____ TASK INPUTS
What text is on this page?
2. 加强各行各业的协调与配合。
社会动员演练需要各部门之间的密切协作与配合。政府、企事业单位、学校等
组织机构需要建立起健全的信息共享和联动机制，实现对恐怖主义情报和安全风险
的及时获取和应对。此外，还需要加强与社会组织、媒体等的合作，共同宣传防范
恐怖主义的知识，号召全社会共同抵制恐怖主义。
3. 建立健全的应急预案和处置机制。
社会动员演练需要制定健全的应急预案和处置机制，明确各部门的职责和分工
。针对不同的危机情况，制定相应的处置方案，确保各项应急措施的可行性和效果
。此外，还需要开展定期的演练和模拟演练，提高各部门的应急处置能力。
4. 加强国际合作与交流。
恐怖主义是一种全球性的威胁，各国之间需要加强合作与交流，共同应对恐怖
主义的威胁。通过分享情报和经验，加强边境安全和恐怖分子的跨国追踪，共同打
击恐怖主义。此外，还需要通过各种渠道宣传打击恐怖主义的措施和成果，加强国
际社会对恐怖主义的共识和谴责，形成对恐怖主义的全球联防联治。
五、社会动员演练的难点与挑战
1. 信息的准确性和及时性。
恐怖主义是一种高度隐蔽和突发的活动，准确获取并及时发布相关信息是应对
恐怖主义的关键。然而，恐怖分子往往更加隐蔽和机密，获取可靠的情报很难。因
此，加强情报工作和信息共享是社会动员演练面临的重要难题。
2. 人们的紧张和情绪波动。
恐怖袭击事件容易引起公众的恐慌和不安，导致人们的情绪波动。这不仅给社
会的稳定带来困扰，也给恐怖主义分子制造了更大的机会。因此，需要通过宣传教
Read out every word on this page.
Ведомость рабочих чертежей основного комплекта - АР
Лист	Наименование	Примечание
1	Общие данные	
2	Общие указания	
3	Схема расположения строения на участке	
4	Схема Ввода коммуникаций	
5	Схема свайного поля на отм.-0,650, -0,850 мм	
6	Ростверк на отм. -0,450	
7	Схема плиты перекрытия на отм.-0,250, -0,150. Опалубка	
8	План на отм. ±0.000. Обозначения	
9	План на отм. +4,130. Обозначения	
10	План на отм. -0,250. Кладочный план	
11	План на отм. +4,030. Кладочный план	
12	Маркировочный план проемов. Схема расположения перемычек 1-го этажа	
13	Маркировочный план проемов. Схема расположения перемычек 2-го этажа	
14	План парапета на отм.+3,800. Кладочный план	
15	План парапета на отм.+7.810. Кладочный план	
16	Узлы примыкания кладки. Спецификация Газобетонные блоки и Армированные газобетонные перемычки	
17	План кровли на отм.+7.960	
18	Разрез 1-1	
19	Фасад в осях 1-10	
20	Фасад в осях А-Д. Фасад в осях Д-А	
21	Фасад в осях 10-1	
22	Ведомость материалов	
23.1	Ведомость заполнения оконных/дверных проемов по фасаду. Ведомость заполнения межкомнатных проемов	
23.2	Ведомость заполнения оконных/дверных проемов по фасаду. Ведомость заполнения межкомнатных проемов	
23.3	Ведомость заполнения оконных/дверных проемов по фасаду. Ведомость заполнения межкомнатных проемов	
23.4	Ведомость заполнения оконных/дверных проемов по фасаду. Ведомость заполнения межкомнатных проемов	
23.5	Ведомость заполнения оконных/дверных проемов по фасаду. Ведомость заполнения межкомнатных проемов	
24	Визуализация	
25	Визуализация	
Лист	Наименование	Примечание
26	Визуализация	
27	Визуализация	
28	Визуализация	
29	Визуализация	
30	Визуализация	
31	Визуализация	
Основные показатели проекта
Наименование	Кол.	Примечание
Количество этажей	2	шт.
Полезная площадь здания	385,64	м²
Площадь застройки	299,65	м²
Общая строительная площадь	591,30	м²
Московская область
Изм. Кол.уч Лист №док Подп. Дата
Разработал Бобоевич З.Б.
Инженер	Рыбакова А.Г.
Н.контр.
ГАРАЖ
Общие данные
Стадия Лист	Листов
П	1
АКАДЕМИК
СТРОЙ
________
____ TASK INPUTS
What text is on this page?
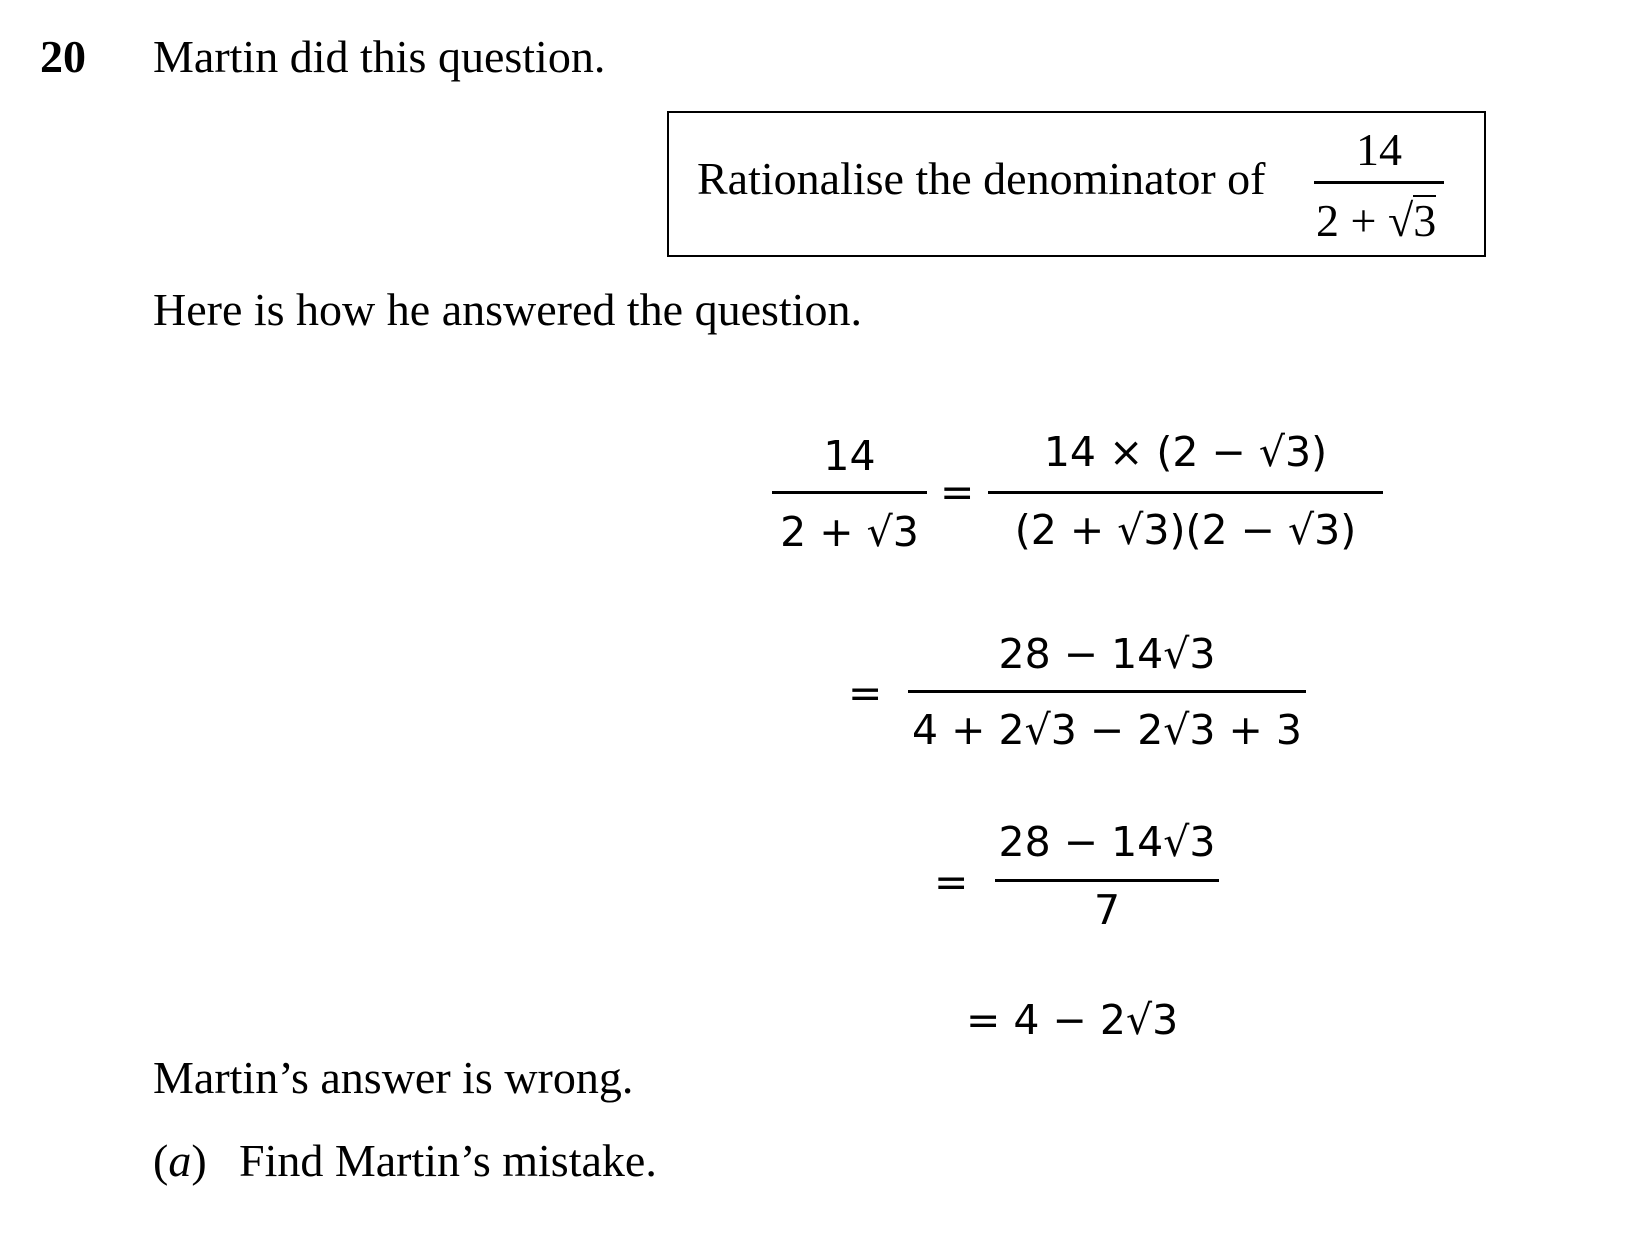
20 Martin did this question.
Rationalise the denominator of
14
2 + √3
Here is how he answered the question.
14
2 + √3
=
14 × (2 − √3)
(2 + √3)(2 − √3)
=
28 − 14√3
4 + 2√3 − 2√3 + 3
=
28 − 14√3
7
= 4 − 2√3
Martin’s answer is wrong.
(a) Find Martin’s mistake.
________
**WORK TO BE COMPLETED:**
Working from the entries above, return all lines that contain "Обозначения".

**ANSWER TO THIS PROBLEM:**
8	План на отм. ±0.000. Обозначения	
9	План на отм. +4,130. Обозначения	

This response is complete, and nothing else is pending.